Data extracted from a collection
···

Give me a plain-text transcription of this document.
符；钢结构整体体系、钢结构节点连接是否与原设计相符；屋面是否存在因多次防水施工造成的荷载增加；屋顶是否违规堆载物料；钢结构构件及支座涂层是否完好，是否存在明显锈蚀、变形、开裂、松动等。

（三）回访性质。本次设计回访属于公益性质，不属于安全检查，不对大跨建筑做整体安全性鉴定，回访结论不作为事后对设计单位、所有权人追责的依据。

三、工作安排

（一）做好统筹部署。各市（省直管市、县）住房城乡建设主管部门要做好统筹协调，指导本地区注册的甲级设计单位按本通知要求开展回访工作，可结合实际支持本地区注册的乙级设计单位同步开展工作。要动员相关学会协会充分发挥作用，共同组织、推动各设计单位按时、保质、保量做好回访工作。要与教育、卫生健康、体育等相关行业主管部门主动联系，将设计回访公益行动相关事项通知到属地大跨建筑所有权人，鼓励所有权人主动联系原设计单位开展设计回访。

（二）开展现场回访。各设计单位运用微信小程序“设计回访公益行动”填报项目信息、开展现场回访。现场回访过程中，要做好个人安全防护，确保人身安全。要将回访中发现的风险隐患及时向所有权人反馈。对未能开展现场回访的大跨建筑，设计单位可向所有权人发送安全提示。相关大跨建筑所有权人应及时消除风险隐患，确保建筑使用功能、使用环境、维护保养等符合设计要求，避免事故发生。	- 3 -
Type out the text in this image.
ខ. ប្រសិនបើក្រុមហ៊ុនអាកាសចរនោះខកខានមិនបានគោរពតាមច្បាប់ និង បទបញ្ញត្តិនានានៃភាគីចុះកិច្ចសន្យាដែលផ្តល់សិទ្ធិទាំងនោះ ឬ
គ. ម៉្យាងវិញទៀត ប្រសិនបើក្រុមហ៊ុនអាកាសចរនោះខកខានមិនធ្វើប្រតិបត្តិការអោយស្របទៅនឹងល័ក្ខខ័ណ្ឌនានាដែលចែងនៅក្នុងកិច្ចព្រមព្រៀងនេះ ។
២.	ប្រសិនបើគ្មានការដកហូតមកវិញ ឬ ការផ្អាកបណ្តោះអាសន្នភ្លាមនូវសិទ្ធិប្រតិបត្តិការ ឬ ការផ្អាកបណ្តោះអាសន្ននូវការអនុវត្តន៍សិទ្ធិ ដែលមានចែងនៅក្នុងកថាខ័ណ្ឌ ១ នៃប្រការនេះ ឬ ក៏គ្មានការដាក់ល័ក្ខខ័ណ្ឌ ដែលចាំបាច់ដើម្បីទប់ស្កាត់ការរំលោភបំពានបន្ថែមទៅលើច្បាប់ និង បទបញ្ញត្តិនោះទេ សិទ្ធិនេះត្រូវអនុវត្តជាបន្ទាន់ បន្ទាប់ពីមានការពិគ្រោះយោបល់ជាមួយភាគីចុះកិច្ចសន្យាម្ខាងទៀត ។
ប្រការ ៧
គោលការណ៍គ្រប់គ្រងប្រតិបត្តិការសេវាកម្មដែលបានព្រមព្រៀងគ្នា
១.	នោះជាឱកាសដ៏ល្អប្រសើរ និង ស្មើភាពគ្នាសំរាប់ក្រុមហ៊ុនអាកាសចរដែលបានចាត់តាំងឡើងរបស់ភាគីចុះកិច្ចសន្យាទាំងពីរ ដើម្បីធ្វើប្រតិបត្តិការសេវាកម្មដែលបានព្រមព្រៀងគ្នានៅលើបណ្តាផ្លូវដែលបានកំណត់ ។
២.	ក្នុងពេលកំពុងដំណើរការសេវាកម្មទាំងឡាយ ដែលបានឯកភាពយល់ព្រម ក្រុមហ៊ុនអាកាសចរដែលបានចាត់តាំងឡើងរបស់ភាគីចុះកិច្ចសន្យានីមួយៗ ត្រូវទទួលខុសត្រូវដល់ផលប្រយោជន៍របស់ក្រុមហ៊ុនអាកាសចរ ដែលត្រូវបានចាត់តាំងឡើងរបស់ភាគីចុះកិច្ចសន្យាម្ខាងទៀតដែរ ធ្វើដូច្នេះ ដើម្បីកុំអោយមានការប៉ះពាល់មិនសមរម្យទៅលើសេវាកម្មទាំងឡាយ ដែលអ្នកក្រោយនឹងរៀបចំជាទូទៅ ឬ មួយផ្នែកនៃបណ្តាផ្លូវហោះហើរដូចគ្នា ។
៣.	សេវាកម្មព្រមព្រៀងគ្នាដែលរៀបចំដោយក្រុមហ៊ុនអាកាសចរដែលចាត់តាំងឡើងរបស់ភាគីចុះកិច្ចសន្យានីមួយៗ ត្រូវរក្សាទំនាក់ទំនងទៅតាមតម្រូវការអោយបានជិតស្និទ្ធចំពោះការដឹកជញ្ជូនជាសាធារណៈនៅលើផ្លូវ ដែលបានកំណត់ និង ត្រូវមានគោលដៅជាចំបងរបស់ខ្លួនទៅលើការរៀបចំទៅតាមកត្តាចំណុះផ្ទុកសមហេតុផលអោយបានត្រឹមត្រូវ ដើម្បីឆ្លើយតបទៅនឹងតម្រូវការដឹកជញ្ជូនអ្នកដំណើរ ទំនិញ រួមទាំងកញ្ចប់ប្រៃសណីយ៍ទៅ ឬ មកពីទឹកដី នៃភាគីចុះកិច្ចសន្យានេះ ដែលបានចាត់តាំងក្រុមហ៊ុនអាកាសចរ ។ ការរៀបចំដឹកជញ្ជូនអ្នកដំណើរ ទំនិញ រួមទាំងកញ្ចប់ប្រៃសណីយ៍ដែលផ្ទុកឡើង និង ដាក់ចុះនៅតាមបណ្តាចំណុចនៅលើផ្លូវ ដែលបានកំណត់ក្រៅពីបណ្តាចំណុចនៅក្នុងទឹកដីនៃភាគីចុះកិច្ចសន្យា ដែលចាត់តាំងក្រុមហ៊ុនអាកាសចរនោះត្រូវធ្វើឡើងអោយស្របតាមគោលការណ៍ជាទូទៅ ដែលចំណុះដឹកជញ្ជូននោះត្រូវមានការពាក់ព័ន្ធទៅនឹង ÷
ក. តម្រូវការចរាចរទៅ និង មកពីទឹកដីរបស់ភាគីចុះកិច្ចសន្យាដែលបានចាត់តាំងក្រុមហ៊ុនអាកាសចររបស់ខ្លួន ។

···

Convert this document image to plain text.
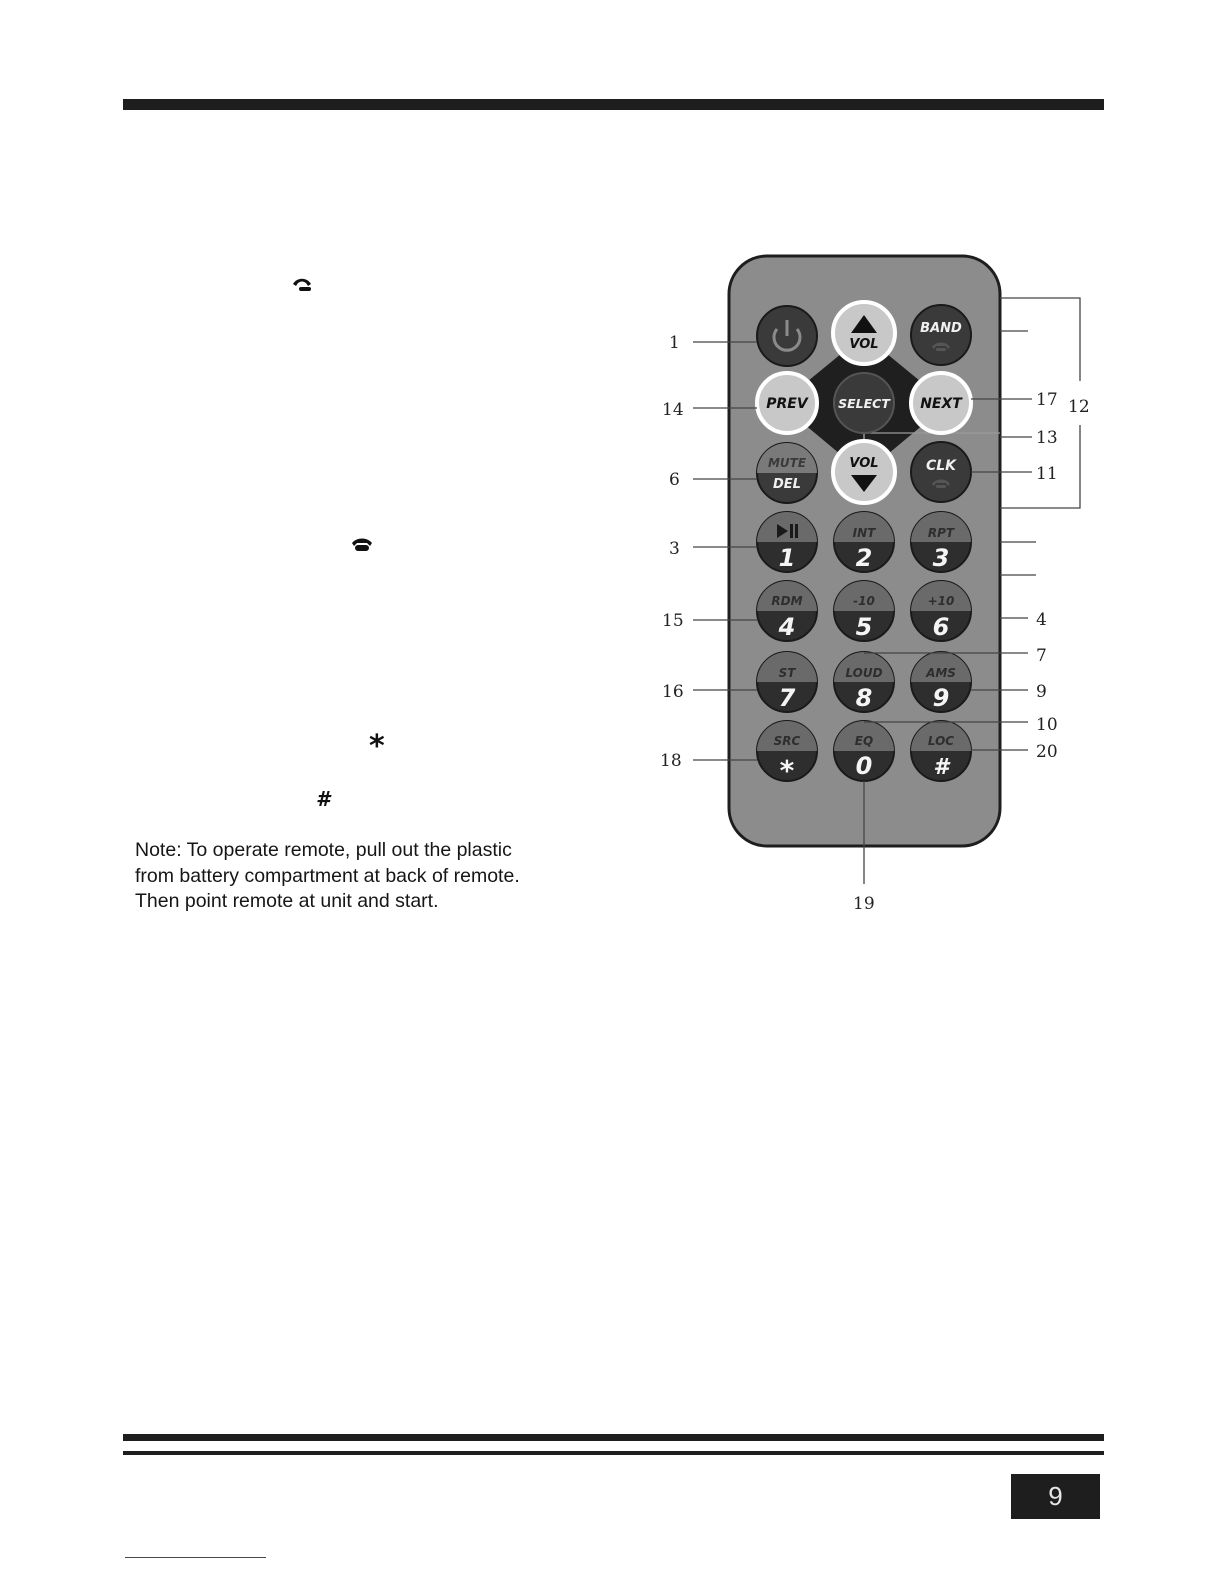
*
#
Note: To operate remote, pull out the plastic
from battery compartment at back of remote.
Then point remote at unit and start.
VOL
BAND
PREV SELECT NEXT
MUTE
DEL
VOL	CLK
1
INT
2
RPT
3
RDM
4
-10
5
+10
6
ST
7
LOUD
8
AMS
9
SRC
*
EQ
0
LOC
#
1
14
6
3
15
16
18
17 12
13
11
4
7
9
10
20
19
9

···

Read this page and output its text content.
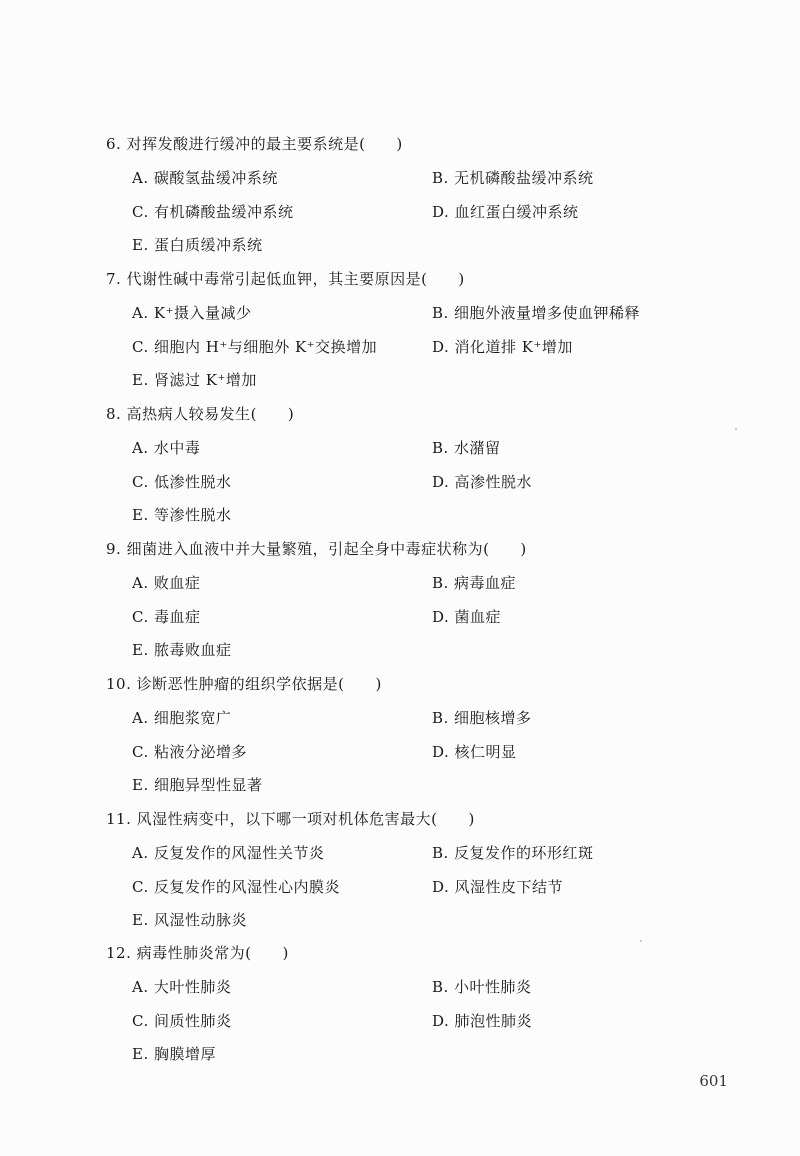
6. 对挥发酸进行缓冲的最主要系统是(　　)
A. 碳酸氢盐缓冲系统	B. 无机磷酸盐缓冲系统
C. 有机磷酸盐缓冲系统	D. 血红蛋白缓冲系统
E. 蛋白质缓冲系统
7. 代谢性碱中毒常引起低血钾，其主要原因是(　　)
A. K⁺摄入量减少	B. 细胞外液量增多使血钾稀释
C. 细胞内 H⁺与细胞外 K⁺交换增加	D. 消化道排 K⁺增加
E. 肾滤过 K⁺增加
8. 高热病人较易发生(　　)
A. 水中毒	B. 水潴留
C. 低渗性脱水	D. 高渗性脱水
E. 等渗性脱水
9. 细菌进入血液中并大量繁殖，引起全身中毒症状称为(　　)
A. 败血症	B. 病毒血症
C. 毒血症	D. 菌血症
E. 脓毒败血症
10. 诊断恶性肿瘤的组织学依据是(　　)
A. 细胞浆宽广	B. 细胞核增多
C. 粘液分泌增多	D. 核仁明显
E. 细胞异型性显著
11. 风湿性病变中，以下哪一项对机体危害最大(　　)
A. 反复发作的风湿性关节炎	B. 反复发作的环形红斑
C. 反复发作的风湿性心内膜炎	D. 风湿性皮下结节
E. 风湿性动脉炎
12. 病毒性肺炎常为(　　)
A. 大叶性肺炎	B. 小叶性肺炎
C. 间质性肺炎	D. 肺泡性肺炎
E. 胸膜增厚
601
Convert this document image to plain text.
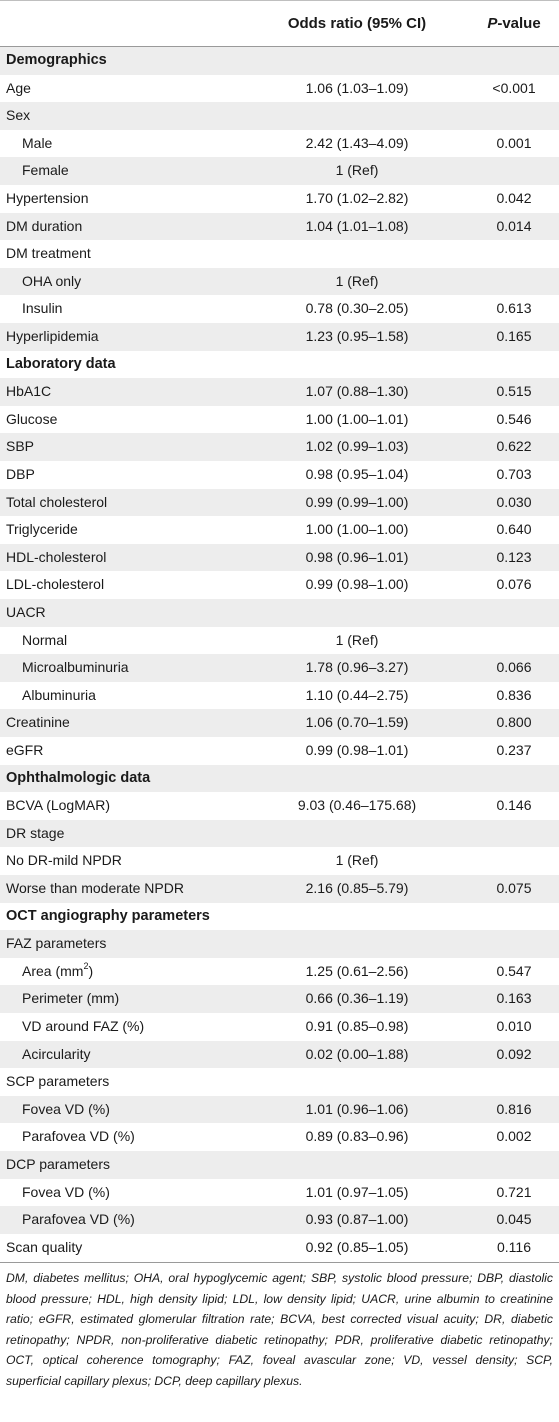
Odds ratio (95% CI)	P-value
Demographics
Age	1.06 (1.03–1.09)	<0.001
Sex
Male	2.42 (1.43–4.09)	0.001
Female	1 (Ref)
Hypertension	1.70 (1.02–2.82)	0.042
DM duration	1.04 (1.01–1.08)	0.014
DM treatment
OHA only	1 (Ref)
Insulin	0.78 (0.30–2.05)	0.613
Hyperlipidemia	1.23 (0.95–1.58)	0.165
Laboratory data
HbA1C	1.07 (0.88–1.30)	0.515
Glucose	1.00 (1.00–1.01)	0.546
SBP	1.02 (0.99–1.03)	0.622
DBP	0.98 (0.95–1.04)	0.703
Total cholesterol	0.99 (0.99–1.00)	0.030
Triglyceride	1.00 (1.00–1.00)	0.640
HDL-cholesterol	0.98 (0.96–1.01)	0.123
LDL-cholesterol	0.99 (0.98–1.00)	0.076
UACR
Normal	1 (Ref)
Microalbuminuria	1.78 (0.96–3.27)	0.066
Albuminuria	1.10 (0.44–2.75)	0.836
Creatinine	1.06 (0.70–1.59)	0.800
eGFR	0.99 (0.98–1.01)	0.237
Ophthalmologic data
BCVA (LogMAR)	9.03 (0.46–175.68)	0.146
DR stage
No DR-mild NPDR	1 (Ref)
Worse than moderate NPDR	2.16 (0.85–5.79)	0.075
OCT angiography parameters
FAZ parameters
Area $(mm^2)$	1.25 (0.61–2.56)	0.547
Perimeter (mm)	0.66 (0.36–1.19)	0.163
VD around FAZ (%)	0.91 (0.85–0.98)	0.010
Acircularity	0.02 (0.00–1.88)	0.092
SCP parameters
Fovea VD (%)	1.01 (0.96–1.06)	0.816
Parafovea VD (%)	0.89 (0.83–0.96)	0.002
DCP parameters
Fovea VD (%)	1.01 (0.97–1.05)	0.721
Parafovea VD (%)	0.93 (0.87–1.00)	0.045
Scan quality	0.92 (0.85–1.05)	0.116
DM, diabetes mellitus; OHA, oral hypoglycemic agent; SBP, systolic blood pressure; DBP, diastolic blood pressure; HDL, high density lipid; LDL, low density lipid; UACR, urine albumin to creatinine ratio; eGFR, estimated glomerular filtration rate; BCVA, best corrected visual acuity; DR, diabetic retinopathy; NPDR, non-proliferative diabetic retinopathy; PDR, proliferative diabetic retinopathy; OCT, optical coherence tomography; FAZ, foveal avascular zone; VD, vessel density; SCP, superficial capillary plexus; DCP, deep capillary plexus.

···

State only the count of lines above that hold the string "បទបញ".

Solution for this task
2